* start *
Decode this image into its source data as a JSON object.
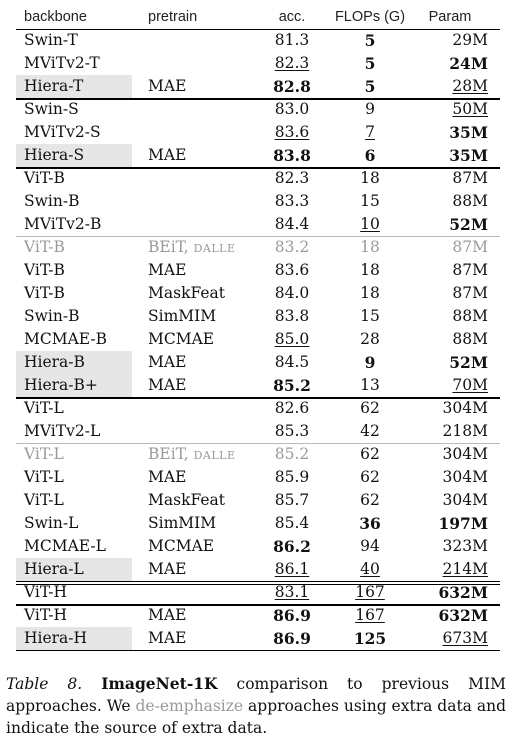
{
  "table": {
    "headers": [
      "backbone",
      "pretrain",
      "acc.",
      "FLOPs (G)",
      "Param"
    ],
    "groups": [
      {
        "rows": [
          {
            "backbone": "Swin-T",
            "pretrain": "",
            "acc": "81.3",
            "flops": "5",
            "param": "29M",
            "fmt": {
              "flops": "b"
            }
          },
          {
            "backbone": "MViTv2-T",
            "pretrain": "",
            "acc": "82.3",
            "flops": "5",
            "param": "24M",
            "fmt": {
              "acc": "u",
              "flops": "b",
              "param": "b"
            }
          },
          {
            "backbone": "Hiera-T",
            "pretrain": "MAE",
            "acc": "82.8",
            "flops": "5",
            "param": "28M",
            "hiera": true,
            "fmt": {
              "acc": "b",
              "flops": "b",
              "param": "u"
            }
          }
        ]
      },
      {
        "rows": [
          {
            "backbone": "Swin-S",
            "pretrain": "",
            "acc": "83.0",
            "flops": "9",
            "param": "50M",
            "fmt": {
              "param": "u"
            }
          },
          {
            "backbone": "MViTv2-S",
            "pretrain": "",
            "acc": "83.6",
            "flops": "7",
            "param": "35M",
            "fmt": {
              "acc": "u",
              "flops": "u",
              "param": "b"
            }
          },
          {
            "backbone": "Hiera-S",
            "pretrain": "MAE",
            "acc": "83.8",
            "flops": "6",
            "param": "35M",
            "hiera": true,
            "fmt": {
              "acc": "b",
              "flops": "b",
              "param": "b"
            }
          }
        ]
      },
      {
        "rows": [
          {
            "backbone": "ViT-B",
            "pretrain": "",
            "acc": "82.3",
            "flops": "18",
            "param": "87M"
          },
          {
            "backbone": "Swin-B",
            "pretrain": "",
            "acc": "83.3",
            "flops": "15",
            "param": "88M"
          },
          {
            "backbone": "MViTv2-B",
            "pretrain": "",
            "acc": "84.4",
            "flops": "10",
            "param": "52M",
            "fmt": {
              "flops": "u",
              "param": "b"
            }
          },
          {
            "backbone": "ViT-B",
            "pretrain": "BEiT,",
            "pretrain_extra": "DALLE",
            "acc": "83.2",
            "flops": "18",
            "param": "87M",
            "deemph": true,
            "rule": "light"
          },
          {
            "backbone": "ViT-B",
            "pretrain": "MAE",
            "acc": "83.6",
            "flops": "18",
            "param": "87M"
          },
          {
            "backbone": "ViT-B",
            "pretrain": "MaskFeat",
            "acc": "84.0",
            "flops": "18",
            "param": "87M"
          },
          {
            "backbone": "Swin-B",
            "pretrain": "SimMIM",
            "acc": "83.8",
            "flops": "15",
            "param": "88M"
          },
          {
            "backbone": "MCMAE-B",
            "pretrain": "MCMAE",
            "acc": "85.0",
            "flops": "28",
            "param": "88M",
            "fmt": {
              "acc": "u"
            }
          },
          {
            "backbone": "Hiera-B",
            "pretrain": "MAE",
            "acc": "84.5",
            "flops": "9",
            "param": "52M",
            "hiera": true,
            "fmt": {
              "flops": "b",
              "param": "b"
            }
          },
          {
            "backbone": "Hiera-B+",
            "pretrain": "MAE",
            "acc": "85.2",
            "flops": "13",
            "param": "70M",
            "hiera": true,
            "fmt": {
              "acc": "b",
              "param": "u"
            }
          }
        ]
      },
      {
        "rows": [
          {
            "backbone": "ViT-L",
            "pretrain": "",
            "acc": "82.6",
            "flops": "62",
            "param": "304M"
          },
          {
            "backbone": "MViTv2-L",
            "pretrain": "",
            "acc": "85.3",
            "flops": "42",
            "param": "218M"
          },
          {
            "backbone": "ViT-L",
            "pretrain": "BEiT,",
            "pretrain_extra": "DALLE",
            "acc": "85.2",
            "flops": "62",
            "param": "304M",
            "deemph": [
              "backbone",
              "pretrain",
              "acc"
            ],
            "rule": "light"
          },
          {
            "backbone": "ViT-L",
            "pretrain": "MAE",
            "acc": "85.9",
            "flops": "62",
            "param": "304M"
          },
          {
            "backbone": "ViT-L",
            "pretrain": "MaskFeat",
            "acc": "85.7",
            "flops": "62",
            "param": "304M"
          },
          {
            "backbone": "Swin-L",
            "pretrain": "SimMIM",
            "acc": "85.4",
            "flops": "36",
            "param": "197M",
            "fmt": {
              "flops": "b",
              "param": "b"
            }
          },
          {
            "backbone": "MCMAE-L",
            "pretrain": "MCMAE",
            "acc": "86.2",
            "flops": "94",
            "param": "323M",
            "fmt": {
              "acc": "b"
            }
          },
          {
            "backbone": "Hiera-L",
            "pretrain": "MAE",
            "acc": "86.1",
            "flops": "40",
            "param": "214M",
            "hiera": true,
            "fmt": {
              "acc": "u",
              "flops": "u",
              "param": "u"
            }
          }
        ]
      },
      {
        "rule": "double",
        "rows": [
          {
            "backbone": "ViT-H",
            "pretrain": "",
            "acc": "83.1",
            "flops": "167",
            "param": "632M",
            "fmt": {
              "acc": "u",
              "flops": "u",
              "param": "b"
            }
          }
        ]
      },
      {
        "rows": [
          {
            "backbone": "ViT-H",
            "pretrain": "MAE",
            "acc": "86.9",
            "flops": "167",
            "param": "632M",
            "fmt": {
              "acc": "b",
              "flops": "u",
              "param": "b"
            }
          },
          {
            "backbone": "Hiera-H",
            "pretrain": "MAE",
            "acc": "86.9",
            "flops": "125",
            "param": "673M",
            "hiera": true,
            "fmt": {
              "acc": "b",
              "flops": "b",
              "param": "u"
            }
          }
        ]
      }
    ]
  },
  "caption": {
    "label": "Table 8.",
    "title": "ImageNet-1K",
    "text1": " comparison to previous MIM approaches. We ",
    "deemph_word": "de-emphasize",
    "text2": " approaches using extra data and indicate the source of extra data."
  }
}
* end *
Work instructions :: Identify the lines in the entries above that contain "data", then copy them out.

Response to this exercise ::
Decode this image into its source data as a JSON object.
    "text2": " approaches using extra data and indicate the source of extra data."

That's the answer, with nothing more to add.